# Start of Provided data

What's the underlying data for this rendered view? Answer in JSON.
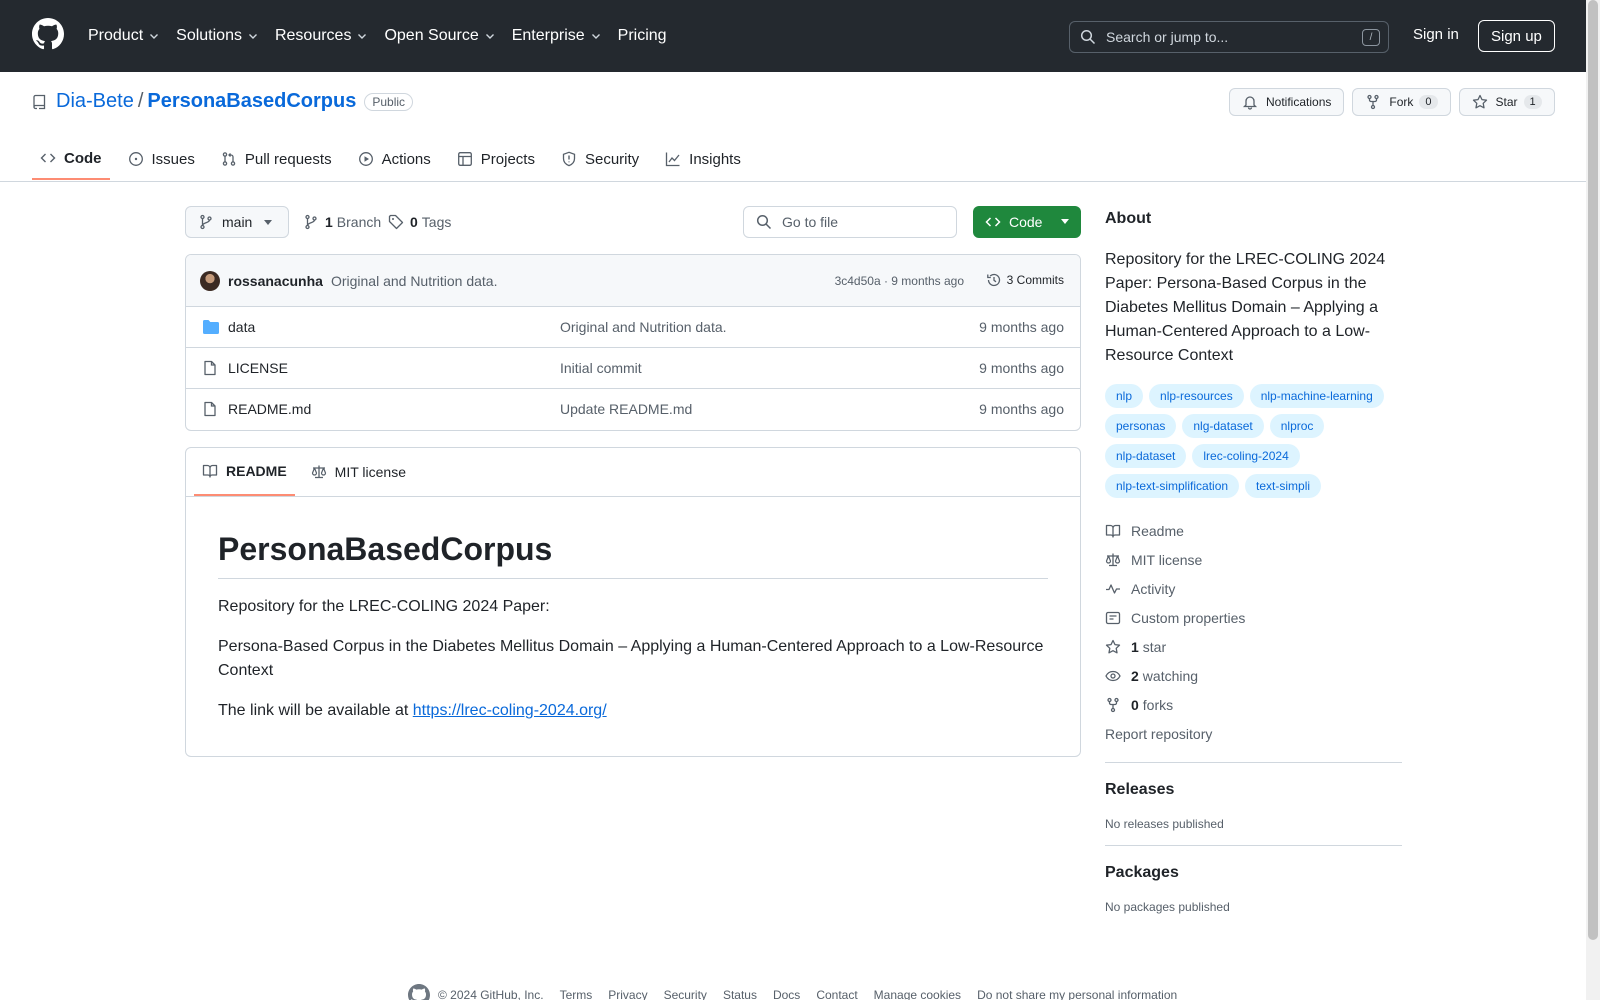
{
  "header": {
    "nav": [
      {
        "label": "Product"
      },
      {
        "label": "Solutions"
      },
      {
        "label": "Resources"
      },
      {
        "label": "Open Source"
      },
      {
        "label": "Enterprise"
      },
      {
        "label": "Pricing"
      }
    ],
    "search_placeholder": "Search or jump to...",
    "search_shortcut": "/",
    "signin": "Sign in",
    "signup": "Sign up"
  },
  "repo": {
    "owner": "Dia-Bete",
    "separator": "/",
    "name": "PersonaBasedCorpus",
    "visibility": "Public",
    "notifications": "Notifications",
    "fork_label": "Fork",
    "fork_count": "0",
    "star_label": "Star",
    "star_count": "1"
  },
  "tabs": [
    {
      "label": "Code"
    },
    {
      "label": "Issues"
    },
    {
      "label": "Pull requests"
    },
    {
      "label": "Actions"
    },
    {
      "label": "Projects"
    },
    {
      "label": "Security"
    },
    {
      "label": "Insights"
    }
  ],
  "toolbar": {
    "branch": "main",
    "branch_count": "1",
    "branch_label": "Branch",
    "tag_count": "0",
    "tag_label": "Tags",
    "goto_placeholder": "Go to file",
    "code_label": "Code"
  },
  "commit": {
    "author": "rossanacunha",
    "message": "Original and Nutrition data.",
    "meta": "3c4d50a · 9 months ago",
    "commits": "3 Commits"
  },
  "files": [
    {
      "name": "data",
      "type": "folder",
      "message": "Original and Nutrition data.",
      "date": "9 months ago"
    },
    {
      "name": "LICENSE",
      "type": "file",
      "message": "Initial commit",
      "date": "9 months ago"
    },
    {
      "name": "README.md",
      "type": "file",
      "message": "Update README.md",
      "date": "9 months ago"
    }
  ],
  "readme": {
    "tab_readme": "README",
    "tab_license": "MIT license",
    "title": "PersonaBasedCorpus",
    "p1": "Repository for the LREC-COLING 2024 Paper:",
    "p2": "Persona-Based Corpus in the Diabetes Mellitus Domain – Applying a Human-Centered Approach to a Low-Resource Context",
    "p3_prefix": "The link will be available at ",
    "p3_link": "https://lrec-coling-2024.org/"
  },
  "about": {
    "title": "About",
    "description": "Repository for the LREC-COLING 2024 Paper: Persona-Based Corpus in the Diabetes Mellitus Domain – Applying a Human-Centered Approach to a Low-Resource Context",
    "topics": [
      "nlp",
      "nlp-resources",
      "nlp-machine-learning",
      "personas",
      "nlg-dataset",
      "nlproc",
      "nlp-dataset",
      "lrec-coling-2024",
      "nlp-text-simplification",
      "text-simpli"
    ],
    "readme": "Readme",
    "license": "MIT license",
    "activity": "Activity",
    "custom_properties": "Custom properties",
    "stars_count": "1",
    "stars_label": "star",
    "watching_count": "2",
    "watching_label": "watching",
    "forks_count": "0",
    "forks_label": "forks",
    "report": "Report repository"
  },
  "releases": {
    "title": "Releases",
    "empty": "No releases published"
  },
  "packages": {
    "title": "Packages",
    "empty": "No packages published"
  },
  "footer": {
    "copyright": "© 2024 GitHub, Inc.",
    "links": [
      "Terms",
      "Privacy",
      "Security",
      "Status",
      "Docs",
      "Contact",
      "Manage cookies",
      "Do not share my personal information"
    ]
  },
  "colors": {
    "header_bg": "#24292f",
    "link": "#0969da",
    "primary_button": "#1f883d",
    "tab_underline": "#fd8c73",
    "topic_bg": "#ddf4ff"
  }
}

# End of Provided data

Copy the data word for word. Pictures do not go in the copy.

▶ **Exercise solution**
What's the underlying data for this rendered view? Answer in JSON.
{
  "header": {
    "nav": [
      {
        "label": "Product"
      },
      {
        "label": "Solutions"
      },
      {
        "label": "Resources"
      },
      {
        "label": "Open Source"
      },
      {
        "label": "Enterprise"
      },
      {
        "label": "Pricing"
      }
    ],
    "search_placeholder": "Search or jump to...",
    "search_shortcut": "/",
    "signin": "Sign in",
    "signup": "Sign up"
  },
  "repo": {
    "owner": "Dia-Bete",
    "separator": "/",
    "name": "PersonaBasedCorpus",
    "visibility": "Public",
    "notifications": "Notifications",
    "fork_label": "Fork",
    "fork_count": "0",
    "star_label": "Star",
    "star_count": "1"
  },
  "tabs": [
    {
      "label": "Code"
    },
    {
      "label": "Issues"
    },
    {
      "label": "Pull requests"
    },
    {
      "label": "Actions"
    },
    {
      "label": "Projects"
    },
    {
      "label": "Security"
    },
    {
      "label": "Insights"
    }
  ],
  "toolbar": {
    "branch": "main",
    "branch_count": "1",
    "branch_label": "Branch",
    "tag_count": "0",
    "tag_label": "Tags",
    "goto_placeholder": "Go to file",
    "code_label": "Code"
  },
  "commit": {
    "author": "rossanacunha",
    "message": "Original and Nutrition data.",
    "meta": "3c4d50a · 9 months ago",
    "commits": "3 Commits"
  },
  "files": [
    {
      "name": "data",
      "type": "folder",
      "message": "Original and Nutrition data.",
      "date": "9 months ago"
    },
    {
      "name": "LICENSE",
      "type": "file",
      "message": "Initial commit",
      "date": "9 months ago"
    },
    {
      "name": "README.md",
      "type": "file",
      "message": "Update README.md",
      "date": "9 months ago"
    }
  ],
  "readme": {
    "tab_readme": "README",
    "tab_license": "MIT license",
    "title": "PersonaBasedCorpus",
    "p1": "Repository for the LREC-COLING 2024 Paper:",
    "p2": "Persona-Based Corpus in the Diabetes Mellitus Domain – Applying a Human-Centered Approach to a Low-Resource Context",
    "p3_prefix": "The link will be available at ",
    "p3_link": "https://lrec-coling-2024.org/"
  },
  "about": {
    "title": "About",
    "description": "Repository for the LREC-COLING 2024 Paper: Persona-Based Corpus in the Diabetes Mellitus Domain – Applying a Human-Centered Approach to a Low-Resource Context",
    "topics": [
      "nlp",
      "nlp-resources",
      "nlp-machine-learning",
      "personas",
      "nlg-dataset",
      "nlproc",
      "nlp-dataset",
      "lrec-coling-2024",
      "nlp-text-simplification",
      "text-simpli"
    ],
    "readme": "Readme",
    "license": "MIT license",
    "activity": "Activity",
    "custom_properties": "Custom properties",
    "stars_count": "1",
    "stars_label": "star",
    "watching_count": "2",
    "watching_label": "watching",
    "forks_count": "0",
    "forks_label": "forks",
    "report": "Report repository"
  },
  "releases": {
    "title": "Releases",
    "empty": "No releases published"
  },
  "packages": {
    "title": "Packages",
    "empty": "No packages published"
  },
  "footer": {
    "copyright": "© 2024 GitHub, Inc.",
    "links": [
      "Terms",
      "Privacy",
      "Security",
      "Status",
      "Docs",
      "Contact",
      "Manage cookies",
      "Do not share my personal information"
    ]
  },
  "colors": {
    "header_bg": "#24292f",
    "link": "#0969da",
    "primary_button": "#1f883d",
    "tab_underline": "#fd8c73",
    "topic_bg": "#ddf4ff"
  }
}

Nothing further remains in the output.